Turn each line of the records below into a row of a Markdown table with two columns, Row and Line. Number the rows in order and skip any blank lines.

- **Excerpted records**
+--
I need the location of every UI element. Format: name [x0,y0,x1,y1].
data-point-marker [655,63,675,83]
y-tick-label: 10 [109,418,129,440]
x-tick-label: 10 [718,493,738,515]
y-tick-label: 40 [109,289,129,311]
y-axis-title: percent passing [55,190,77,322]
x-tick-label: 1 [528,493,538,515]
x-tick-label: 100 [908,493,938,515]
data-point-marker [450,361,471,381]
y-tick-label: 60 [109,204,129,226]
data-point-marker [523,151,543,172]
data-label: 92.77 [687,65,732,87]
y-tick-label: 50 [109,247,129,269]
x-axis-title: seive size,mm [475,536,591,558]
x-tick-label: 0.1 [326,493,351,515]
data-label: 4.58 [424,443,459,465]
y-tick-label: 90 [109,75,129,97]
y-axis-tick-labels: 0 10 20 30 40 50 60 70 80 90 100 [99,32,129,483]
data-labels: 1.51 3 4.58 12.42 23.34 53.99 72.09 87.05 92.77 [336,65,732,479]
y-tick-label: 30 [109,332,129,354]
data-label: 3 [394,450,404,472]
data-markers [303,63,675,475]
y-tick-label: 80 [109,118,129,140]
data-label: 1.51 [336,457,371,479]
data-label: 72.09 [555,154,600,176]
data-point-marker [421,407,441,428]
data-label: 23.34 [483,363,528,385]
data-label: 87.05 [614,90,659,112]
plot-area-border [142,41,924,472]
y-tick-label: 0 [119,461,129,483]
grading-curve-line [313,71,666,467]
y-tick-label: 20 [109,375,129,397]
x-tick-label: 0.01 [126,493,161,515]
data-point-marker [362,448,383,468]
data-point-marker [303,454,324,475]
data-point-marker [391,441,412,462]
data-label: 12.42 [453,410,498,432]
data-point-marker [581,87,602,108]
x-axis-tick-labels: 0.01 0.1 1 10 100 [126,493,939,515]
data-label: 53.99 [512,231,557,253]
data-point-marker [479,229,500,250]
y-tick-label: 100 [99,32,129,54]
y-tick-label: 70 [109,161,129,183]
+--
- **Exercise answer**
| Row | Line |
|---|---|
| 1 | I need the location of every UI element. Format: name [x0,y0,x1,y1]. |
| 2 | data-point-marker [655,63,675,83] |
| 3 | y-tick-label: 10 [109,418,129,440] |
| 4 | x-tick-label: 10 [718,493,738,515] |
| 5 | y-tick-label: 40 [109,289,129,311] |
| 6 | y-axis-title: percent passing [55,190,77,322] |
| 7 | x-tick-label: 1 [528,493,538,515] |
| 8 | x-tick-label: 100 [908,493,938,515] |
| 9 | data-point-marker [450,361,471,381] |
| 10 | y-tick-label: 60 [109,204,129,226] |
| 11 | data-point-marker [523,151,543,172] |
| 12 | data-label: 92.77 [687,65,732,87] |
| 13 | y-tick-label: 50 [109,247,129,269] |
| 14 | x-axis-title: seive size,mm [475,536,591,558] |
| 15 | x-tick-label: 0.1 [326,493,351,515] |
| 16 | data-label: 4.58 [424,443,459,465] |
| 17 | y-tick-label: 90 [109,75,129,97] |
| 18 | y-axis-tick-labels: 0 10 20 30 40 50 60 70 80 90 100 [99,32,129,483] |
| 19 | data-labels: 1.51 3 4.58 12.42 23.34 53.99 72.09 87.05 92.77 [336,65,732,479] |
| 20 | y-tick-label: 30 [109,332,129,354] |
| 21 | data-label: 3 [394,450,404,472] |
| 22 | data-markers [303,63,675,475] |
| 23 | y-tick-label: 80 [109,118,129,140] |
| 24 | data-label: 1.51 [336,457,371,479] |
| 25 | data-label: 72.09 [555,154,600,176] |
| 26 | data-point-marker [421,407,441,428] |
| 27 | data-label: 23.34 [483,363,528,385] |
| 28 | data-label: 87.05 [614,90,659,112] |
| 29 | plot-area-border [142,41,924,472] |
| 30 | y-tick-label: 0 [119,461,129,483] |
| 31 | grading-curve-line [313,71,666,467] |
| 32 | y-tick-label: 20 [109,375,129,397] |
| 33 | x-tick-label: 0.01 [126,493,161,515] |
| 34 | data-point-marker [362,448,383,468] |
| 35 | data-point-marker [303,454,324,475] |
| 36 | data-point-marker [391,441,412,462] |
| 37 | data-label: 12.42 [453,410,498,432] |
| 38 | data-point-marker [581,87,602,108] |
| 39 | x-axis-tick-labels: 0.01 0.1 1 10 100 [126,493,939,515] |
| 40 | data-label: 53.99 [512,231,557,253] |
| 41 | data-point-marker [479,229,500,250] |
| 42 | y-tick-label: 100 [99,32,129,54] |
| 43 | y-tick-label: 70 [109,161,129,183] |